§ **What you are asked to do**
Repeat the material exactly, every line of it.

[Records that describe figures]

## Start

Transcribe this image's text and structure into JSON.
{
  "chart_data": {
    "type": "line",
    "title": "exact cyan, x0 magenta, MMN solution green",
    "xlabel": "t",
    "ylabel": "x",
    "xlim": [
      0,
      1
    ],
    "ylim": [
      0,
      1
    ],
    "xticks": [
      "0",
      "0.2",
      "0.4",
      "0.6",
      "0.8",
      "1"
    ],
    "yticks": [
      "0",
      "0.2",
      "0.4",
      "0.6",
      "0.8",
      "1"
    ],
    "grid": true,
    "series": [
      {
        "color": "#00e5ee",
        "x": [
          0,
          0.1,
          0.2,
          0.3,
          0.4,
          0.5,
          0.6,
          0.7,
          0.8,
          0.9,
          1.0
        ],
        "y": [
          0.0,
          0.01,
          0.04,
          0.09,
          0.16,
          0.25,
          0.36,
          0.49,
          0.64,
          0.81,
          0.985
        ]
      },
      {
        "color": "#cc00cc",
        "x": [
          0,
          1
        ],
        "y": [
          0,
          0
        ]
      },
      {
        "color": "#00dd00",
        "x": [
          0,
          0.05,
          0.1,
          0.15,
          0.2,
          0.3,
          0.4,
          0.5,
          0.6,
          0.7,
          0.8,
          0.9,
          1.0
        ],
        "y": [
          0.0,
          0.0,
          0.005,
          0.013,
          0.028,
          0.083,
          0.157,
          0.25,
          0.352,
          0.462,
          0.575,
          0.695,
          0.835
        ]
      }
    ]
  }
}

## End

§ **Written answer**
Transcribe this image's text and structure into JSON.
{
  "chart_data": {
    "type": "line",
    "title": "exact cyan, x0 magenta, MMN solution green",
    "xlabel": "t",
    "ylabel": "x",
    "xlim": [
      0,
      1
    ],
    "ylim": [
      0,
      1
    ],
    "xticks": [
      "0",
      "0.2",
      "0.4",
      "0.6",
      "0.8",
      "1"
    ],
    "yticks": [
      "0",
      "0.2",
      "0.4",
      "0.6",
      "0.8",
      "1"
    ],
    "grid": true,
    "series": [
      {
        "color": "#00e5ee",
        "x": [
          0,
          0.1,
          0.2,
          0.3,
          0.4,
          0.5,
          0.6,
          0.7,
          0.8,
          0.9,
          1.0
        ],
        "y": [
          0.0,
          0.01,
          0.04,
          0.09,
          0.16,
          0.25,
          0.36,
          0.49,
          0.64,
          0.81,
          0.985
        ]
      },
      {
        "color": "#cc00cc",
        "x": [
          0,
          1
        ],
        "y": [
          0,
          0
        ]
      },
      {
        "color": "#00dd00",
        "x": [
          0,
          0.05,
          0.1,
          0.15,
          0.2,
          0.3,
          0.4,
          0.5,
          0.6,
          0.7,
          0.8,
          0.9,
          1.0
        ],
        "y": [
          0.0,
          0.0,
          0.005,
          0.013,
          0.028,
          0.083,
          0.157,
          0.25,
          0.352,
          0.462,
          0.575,
          0.695,
          0.835
        ]
      }
    ]
  }
}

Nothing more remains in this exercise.